Figure data in JSON:
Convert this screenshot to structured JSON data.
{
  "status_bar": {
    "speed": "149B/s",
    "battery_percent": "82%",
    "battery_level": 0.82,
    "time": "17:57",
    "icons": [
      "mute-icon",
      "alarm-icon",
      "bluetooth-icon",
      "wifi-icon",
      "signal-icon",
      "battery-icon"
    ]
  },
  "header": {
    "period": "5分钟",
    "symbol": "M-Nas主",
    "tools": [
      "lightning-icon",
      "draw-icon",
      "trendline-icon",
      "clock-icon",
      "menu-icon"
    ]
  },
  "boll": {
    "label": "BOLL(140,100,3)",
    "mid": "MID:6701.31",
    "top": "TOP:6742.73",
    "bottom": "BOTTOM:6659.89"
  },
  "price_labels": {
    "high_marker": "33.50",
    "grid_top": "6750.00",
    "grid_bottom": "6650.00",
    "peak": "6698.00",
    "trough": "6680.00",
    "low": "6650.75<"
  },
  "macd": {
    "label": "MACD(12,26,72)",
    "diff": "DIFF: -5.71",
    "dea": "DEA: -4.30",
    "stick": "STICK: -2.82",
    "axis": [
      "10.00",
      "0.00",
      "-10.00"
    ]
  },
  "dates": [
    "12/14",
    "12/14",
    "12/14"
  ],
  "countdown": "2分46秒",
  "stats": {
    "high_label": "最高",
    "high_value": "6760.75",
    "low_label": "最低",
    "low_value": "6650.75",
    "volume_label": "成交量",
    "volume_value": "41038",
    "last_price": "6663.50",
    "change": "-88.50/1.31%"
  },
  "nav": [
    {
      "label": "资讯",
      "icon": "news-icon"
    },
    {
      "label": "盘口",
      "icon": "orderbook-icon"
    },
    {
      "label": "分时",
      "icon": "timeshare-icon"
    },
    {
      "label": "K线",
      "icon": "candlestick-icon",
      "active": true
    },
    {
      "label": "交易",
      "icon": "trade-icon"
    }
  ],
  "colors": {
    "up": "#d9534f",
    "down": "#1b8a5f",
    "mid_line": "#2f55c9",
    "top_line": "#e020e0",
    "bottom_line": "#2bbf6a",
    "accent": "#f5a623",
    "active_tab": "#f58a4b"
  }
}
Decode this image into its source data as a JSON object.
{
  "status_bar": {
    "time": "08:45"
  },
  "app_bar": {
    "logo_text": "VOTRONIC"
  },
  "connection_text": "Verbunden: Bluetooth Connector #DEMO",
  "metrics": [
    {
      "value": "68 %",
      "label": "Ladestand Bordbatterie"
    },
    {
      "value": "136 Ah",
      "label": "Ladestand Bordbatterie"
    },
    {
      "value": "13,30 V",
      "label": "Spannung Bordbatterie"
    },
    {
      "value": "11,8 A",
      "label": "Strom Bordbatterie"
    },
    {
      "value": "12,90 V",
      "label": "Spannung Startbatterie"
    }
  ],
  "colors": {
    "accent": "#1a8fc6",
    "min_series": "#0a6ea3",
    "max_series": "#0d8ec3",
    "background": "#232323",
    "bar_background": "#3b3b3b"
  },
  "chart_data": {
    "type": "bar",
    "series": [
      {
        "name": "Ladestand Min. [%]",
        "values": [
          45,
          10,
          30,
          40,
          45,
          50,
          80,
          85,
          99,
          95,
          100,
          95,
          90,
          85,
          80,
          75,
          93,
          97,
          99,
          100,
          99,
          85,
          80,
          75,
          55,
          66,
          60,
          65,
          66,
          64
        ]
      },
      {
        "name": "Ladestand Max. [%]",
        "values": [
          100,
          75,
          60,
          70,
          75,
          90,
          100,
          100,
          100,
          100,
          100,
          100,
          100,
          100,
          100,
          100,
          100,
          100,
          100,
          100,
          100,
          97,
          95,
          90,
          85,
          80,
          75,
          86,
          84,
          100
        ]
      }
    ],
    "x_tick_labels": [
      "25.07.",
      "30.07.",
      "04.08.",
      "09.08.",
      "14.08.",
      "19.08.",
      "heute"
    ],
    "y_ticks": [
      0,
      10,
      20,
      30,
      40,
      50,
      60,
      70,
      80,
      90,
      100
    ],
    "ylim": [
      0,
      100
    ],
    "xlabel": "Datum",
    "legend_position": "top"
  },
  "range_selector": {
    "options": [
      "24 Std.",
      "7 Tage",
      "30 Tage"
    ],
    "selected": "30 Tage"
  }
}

#### [TASK STATEMENT]
Return a copy of every line that includes the word "Ladestand".

#### [RESPONSE TO THE EXERCISE]
      "label": "Ladestand Bordbatterie"
      "label": "Ladestand Bordbatterie"
        "name": "Ladestand Min. [%]",
        "name": "Ladestand Max. [%]",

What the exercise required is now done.